## Written request
Copy the items below word for word, from the very first line through the line that contains "695, 432, 706]", including both ends.

## Input material
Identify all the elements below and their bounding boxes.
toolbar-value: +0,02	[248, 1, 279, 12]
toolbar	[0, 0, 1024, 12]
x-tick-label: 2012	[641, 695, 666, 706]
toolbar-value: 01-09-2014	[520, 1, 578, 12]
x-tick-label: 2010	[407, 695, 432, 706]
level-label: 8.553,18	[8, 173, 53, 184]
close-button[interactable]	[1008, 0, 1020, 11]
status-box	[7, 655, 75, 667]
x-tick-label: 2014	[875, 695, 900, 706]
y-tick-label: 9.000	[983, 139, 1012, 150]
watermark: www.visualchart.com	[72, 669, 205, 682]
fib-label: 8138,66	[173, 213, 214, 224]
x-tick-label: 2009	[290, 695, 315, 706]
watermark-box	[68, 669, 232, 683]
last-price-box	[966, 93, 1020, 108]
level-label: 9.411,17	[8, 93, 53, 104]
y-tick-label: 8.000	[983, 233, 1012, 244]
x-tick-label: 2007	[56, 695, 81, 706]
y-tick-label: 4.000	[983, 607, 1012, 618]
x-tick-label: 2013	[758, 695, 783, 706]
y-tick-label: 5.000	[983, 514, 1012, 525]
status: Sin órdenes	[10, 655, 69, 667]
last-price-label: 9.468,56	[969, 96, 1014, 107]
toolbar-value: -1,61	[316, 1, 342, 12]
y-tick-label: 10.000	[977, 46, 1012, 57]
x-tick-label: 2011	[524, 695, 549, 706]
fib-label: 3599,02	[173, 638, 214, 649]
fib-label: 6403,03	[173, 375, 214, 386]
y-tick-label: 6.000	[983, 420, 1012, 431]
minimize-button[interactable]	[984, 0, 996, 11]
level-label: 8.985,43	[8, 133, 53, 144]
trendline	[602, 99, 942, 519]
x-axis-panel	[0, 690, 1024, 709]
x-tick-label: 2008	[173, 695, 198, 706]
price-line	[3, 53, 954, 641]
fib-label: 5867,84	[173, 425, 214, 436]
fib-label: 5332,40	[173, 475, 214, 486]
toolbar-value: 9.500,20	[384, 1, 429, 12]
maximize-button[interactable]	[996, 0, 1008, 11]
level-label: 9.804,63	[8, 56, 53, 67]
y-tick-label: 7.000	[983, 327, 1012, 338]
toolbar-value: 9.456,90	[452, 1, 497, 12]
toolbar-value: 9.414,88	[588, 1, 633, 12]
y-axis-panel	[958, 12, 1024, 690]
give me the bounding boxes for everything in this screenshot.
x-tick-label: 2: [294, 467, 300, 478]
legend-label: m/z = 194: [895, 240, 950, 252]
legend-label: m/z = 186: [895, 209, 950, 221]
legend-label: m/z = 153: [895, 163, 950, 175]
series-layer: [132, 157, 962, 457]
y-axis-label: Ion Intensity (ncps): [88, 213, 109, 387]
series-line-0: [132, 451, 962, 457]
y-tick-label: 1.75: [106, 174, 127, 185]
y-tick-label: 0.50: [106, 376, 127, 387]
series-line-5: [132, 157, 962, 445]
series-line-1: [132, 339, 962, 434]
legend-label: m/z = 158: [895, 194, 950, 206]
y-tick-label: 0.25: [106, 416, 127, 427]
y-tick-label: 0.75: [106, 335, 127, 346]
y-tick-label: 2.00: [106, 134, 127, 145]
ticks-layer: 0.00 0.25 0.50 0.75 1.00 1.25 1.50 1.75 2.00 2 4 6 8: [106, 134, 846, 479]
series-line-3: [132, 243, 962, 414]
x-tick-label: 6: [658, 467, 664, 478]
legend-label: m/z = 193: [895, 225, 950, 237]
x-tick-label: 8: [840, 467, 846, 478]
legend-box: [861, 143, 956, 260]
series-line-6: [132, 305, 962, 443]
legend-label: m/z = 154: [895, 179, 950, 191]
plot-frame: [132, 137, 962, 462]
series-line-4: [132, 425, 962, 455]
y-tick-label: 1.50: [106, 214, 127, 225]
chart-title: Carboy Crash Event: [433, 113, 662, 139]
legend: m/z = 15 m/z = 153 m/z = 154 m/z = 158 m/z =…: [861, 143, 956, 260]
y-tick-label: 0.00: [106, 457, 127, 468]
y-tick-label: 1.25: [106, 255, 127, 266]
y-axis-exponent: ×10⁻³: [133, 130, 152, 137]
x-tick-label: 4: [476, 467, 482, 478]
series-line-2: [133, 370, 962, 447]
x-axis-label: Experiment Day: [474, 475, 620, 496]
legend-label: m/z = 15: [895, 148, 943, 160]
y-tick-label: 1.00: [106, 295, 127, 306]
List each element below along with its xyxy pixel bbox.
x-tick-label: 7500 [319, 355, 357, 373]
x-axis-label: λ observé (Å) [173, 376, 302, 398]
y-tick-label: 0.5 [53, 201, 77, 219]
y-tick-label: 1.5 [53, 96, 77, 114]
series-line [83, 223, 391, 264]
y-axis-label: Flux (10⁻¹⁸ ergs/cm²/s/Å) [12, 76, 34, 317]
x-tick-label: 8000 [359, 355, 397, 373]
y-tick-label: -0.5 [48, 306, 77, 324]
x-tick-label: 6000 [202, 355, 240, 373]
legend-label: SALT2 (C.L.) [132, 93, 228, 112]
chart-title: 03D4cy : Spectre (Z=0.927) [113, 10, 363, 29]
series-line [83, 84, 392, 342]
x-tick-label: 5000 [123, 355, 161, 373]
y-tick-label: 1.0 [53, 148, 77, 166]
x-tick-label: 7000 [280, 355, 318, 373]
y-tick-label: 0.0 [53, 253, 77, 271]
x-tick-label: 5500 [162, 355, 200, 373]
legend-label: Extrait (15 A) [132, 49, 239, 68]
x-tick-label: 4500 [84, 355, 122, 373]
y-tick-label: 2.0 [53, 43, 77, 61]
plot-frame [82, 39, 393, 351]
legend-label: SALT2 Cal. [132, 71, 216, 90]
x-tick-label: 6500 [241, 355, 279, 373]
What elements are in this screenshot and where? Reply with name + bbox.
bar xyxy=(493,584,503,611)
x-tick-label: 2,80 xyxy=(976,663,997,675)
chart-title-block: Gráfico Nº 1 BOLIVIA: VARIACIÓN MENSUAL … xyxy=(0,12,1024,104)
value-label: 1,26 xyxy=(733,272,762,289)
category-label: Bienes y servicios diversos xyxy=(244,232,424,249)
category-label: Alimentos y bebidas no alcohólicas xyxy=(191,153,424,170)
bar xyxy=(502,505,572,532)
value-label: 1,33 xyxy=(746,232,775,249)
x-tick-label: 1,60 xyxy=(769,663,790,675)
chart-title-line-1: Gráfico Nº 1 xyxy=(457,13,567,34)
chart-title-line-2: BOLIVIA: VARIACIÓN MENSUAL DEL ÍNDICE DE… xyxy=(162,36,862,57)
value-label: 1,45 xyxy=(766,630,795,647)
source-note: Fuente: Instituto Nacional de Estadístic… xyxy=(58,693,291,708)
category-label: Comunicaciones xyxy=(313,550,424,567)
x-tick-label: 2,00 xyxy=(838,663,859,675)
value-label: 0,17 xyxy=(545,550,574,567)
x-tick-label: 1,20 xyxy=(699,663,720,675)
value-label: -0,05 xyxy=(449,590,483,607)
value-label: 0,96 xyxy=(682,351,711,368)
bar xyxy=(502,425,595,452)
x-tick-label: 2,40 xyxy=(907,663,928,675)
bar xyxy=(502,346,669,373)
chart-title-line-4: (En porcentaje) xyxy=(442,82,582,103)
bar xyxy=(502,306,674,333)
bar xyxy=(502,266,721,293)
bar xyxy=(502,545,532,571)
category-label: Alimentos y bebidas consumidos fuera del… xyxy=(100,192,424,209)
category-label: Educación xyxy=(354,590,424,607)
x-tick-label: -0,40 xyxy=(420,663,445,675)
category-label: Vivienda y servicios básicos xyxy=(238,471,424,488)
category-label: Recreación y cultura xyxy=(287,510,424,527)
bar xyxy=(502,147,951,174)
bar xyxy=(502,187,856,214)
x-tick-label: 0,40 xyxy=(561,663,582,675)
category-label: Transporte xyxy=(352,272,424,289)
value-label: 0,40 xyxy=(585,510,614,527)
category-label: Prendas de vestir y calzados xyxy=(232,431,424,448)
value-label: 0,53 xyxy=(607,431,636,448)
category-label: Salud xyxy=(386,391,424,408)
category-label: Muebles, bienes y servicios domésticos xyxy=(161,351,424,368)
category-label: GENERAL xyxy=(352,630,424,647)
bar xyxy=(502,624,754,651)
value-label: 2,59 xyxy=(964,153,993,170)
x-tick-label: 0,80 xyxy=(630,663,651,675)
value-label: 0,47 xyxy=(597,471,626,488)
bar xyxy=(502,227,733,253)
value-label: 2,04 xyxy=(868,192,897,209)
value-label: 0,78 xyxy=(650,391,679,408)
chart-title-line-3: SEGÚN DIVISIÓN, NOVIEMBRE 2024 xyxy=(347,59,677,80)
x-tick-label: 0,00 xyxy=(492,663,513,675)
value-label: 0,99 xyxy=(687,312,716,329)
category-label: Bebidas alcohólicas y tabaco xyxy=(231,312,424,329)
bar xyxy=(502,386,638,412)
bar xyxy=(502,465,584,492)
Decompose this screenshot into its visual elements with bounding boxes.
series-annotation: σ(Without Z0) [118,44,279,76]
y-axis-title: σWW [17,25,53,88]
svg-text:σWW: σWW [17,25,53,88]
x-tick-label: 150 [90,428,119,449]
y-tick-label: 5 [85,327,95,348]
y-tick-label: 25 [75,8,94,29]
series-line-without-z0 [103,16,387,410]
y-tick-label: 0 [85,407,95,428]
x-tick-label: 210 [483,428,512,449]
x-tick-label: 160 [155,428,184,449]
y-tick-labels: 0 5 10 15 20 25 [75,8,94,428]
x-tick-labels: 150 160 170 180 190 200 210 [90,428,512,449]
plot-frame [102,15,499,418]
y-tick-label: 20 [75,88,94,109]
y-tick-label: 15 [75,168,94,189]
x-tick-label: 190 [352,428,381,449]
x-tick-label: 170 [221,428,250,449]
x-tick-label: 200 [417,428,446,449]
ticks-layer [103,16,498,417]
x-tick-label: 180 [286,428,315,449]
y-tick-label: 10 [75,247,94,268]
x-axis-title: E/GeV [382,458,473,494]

## Exercise response
Identify all the elements below and their bounding boxes.
toolbar-value: +0,02	[248, 1, 279, 12]
toolbar	[0, 0, 1024, 12]
x-tick-label: 2012	[641, 695, 666, 706]
toolbar-value: 01-09-2014	[520, 1, 578, 12]
x-tick-label: 2010	[407, 695, 432, 706]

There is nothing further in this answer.